* Prompt: Gather every line of the entries that includes the word "color".

━━━━━ Data excerpts

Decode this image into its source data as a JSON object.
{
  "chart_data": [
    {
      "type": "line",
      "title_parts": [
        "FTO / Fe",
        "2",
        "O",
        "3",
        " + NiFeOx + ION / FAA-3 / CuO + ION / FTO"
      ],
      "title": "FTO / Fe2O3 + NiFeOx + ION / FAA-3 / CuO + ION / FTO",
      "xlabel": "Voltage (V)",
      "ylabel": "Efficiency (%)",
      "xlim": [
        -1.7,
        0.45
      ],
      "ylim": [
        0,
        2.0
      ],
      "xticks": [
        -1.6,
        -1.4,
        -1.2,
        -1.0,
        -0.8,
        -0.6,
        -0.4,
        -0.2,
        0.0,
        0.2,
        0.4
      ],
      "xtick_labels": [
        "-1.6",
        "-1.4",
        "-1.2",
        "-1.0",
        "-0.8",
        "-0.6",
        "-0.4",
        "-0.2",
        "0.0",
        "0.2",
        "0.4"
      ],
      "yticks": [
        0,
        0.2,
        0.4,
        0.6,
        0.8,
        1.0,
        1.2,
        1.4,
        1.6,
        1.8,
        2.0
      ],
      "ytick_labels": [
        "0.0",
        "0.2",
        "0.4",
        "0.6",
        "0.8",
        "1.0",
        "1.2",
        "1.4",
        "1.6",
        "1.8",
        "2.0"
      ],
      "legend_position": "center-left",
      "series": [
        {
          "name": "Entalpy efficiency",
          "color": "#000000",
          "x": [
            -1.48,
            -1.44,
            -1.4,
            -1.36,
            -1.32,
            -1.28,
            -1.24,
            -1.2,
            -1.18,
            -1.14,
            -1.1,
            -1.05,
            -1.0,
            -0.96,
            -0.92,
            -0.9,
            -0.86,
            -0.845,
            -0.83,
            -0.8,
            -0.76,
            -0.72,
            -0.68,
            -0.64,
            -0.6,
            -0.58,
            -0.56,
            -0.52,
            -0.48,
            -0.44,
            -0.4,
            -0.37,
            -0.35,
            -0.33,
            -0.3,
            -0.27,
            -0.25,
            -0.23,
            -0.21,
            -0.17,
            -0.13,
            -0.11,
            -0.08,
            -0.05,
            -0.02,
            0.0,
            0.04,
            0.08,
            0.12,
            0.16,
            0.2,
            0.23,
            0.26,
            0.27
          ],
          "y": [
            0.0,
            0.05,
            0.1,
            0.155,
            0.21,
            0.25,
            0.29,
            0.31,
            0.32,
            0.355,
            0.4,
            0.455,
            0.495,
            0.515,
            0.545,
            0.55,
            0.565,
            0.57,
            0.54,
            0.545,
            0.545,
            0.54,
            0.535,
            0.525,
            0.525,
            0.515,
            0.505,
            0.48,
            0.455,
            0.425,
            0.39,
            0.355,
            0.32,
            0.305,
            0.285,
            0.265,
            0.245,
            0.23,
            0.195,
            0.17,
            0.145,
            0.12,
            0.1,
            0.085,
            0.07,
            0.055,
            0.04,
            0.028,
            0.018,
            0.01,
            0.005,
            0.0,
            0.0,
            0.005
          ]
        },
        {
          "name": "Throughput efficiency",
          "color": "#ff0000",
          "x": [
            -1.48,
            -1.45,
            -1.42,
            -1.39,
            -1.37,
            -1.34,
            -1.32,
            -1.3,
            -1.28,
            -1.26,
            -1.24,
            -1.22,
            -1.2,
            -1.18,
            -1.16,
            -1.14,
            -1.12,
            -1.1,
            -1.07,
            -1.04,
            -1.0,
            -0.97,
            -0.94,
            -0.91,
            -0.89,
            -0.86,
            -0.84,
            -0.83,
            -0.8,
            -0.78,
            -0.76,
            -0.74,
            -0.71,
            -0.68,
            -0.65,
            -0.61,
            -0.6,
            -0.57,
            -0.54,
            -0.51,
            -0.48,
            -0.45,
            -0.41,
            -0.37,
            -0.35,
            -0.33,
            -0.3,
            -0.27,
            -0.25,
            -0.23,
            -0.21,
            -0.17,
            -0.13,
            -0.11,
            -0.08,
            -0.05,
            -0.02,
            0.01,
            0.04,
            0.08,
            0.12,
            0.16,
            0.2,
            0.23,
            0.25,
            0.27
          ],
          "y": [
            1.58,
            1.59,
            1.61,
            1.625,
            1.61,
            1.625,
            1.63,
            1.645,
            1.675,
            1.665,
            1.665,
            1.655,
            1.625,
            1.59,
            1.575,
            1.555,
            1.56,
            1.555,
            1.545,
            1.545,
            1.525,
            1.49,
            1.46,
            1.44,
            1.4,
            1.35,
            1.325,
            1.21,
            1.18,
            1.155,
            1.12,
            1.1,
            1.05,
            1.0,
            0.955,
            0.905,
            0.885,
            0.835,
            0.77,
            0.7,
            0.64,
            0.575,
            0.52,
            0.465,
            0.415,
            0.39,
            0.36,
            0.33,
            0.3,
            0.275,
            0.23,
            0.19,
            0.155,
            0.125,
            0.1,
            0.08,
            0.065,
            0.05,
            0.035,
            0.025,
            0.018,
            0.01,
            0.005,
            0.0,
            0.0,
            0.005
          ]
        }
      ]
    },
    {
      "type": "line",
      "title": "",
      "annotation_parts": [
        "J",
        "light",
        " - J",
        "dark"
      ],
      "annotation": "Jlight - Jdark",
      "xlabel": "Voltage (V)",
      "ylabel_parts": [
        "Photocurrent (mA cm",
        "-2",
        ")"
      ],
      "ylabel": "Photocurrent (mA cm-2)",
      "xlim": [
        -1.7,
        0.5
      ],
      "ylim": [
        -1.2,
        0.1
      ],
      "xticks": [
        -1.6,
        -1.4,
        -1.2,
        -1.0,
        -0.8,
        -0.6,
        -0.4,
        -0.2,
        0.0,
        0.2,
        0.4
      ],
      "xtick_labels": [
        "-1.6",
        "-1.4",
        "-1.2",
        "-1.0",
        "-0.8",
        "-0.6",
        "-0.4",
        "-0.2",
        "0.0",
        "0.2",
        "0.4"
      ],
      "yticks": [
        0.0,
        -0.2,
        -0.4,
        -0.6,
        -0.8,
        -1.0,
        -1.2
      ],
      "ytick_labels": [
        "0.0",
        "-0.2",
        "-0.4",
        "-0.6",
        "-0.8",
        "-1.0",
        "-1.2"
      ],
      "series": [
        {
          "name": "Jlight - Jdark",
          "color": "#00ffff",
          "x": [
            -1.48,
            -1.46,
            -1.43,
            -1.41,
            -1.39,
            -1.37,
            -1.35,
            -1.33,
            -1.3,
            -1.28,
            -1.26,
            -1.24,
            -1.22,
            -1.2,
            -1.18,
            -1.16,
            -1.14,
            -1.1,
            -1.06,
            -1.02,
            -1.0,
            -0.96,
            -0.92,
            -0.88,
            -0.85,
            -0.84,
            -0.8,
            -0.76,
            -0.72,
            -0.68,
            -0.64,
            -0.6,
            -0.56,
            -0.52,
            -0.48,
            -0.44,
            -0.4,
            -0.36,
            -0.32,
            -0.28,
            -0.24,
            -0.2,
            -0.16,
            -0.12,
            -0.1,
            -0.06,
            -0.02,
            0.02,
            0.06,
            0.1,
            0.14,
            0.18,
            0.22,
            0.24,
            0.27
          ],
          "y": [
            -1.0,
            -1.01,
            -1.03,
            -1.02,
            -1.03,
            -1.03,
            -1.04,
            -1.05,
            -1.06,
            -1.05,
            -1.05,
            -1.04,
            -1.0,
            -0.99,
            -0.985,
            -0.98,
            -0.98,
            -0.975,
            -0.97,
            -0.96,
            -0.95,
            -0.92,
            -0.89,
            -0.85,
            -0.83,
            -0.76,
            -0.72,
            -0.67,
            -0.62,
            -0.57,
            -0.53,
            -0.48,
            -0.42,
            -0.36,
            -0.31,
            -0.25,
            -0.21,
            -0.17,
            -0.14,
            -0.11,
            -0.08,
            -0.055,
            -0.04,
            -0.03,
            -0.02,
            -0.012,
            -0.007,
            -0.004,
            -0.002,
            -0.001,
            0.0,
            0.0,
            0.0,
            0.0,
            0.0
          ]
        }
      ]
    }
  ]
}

━━━━━━━━━━

* Exercise response:
          "color": "#000000",
          "color": "#ff0000",
          "color": "#00ffff",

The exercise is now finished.